Data entries:
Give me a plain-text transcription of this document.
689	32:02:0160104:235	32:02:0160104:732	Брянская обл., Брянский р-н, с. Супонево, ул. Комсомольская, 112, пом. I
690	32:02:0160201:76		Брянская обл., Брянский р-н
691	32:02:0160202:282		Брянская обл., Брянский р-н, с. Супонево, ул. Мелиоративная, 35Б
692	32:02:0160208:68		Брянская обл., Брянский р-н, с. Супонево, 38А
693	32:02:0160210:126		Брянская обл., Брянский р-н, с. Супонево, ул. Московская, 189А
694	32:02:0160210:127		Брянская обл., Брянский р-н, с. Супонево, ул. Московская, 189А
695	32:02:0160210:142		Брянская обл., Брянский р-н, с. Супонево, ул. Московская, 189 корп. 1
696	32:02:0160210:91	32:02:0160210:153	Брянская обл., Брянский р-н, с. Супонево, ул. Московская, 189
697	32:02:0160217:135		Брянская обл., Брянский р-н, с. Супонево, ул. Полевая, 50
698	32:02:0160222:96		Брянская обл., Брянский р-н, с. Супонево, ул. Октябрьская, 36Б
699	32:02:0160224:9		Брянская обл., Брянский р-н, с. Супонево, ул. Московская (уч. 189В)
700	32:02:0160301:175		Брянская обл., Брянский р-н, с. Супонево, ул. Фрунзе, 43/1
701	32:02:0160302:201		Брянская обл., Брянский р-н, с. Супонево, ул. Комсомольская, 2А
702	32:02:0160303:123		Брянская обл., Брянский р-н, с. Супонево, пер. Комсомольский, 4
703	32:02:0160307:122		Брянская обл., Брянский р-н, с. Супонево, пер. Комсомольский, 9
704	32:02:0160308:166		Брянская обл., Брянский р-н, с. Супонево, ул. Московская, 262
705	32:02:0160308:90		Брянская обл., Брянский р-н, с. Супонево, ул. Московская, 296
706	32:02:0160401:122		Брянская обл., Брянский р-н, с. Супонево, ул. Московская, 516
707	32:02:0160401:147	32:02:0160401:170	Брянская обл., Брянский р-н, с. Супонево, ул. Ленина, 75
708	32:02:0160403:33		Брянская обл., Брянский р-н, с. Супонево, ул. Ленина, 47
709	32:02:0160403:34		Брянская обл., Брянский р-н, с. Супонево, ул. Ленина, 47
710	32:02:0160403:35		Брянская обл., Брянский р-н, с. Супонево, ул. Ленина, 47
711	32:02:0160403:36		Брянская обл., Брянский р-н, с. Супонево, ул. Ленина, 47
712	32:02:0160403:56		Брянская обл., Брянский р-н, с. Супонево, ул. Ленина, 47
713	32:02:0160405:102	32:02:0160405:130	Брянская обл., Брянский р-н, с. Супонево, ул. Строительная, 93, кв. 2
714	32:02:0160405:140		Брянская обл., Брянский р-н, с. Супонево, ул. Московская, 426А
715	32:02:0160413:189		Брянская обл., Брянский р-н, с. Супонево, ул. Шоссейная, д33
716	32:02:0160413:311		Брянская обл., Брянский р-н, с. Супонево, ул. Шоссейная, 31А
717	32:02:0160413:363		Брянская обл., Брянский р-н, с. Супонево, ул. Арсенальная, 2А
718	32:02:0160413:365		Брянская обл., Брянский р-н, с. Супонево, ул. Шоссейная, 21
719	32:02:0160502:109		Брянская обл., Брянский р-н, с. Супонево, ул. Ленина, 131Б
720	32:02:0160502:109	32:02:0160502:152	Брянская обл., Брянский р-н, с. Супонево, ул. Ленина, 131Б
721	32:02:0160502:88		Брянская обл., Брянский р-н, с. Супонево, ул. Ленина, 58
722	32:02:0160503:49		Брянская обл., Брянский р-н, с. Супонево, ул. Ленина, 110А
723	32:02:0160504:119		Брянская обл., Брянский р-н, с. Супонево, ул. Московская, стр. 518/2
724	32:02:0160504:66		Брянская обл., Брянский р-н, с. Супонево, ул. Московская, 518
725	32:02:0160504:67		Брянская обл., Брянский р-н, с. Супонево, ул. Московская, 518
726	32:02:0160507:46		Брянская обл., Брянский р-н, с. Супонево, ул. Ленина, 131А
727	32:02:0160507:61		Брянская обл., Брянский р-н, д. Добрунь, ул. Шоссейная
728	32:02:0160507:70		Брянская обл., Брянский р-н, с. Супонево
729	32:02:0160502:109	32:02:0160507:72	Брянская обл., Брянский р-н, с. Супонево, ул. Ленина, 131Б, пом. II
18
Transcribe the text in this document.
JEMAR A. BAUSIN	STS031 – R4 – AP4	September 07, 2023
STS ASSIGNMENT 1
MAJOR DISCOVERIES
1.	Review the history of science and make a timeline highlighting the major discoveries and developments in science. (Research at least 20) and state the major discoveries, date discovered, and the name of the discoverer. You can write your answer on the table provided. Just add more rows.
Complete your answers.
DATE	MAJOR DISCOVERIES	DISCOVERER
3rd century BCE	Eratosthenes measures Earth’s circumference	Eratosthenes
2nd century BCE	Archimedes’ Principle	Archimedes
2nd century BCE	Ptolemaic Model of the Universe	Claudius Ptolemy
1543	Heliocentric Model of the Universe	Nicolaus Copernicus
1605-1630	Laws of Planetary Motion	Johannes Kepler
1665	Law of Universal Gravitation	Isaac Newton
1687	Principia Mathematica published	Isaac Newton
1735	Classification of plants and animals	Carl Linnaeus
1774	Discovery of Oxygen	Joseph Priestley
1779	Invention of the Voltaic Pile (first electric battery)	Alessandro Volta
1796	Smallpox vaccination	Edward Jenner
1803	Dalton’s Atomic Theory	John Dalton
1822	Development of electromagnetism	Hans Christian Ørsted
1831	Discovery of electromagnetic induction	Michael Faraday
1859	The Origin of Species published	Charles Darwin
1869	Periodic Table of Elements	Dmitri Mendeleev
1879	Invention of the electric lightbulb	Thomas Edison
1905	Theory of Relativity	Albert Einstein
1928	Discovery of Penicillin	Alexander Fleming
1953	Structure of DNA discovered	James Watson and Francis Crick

Written exercise: From the data, list each line in which the string "document" appears.

Reply:
Give me a plain-text transcription of this document.
Transcribe the text in this document.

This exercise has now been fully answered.